### [RECORDS SHOWN]
□ □ □

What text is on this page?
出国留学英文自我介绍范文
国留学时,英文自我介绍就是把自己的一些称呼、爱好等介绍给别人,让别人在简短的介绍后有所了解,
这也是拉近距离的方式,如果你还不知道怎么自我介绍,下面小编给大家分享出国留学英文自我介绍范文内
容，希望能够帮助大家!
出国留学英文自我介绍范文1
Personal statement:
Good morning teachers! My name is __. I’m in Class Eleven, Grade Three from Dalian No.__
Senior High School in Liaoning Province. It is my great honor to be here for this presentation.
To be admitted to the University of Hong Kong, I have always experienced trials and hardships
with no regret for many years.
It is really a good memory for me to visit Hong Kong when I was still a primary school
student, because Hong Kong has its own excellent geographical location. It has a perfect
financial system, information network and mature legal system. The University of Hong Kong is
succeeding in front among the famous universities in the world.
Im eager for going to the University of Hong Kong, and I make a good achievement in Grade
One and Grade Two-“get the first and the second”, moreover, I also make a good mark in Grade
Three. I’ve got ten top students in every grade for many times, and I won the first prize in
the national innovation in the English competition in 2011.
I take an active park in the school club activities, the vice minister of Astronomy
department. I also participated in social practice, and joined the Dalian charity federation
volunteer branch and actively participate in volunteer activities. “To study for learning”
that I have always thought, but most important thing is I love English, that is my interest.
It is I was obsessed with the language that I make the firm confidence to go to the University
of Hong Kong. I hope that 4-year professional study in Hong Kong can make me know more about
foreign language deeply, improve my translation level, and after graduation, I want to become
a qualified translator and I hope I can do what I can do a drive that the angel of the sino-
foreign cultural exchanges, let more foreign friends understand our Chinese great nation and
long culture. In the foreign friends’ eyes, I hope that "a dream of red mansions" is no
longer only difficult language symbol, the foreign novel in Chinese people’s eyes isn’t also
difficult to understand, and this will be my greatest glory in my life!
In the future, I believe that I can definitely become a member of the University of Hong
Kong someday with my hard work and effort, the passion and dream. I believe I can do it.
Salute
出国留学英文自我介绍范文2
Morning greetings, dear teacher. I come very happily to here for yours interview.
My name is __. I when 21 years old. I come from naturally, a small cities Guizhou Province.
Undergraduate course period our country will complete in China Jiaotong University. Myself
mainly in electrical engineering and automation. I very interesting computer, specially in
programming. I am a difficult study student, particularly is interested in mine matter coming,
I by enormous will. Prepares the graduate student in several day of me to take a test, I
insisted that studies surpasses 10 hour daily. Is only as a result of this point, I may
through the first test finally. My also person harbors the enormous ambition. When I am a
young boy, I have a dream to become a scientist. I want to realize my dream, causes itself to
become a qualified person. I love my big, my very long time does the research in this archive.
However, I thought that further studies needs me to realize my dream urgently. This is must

□ □ □

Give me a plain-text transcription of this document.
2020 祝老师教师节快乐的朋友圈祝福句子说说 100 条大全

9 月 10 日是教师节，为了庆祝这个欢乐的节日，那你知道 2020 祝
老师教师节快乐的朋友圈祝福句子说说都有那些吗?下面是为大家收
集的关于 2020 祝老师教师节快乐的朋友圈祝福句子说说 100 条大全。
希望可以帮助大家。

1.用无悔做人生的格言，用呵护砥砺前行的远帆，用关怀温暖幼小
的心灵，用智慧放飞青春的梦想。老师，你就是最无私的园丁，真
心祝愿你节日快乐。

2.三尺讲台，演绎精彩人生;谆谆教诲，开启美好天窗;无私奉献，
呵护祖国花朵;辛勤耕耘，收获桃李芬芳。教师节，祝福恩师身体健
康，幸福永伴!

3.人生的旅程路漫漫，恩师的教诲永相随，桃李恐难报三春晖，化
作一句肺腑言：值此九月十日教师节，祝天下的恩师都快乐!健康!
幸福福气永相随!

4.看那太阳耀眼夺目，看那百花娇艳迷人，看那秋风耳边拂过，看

□ □ □

### [TASK INSTRUCTIONS]
Each line that holds the word "have" is to be copied.

### [FINISHED TASK]
To be admitted to the University of Hong Kong, I have always experienced trials and hardships
that I have always thought, but most important thing is I love English, that is my interest.
young boy, I have a dream to become a scientist. I want to realize my dream, causes itself to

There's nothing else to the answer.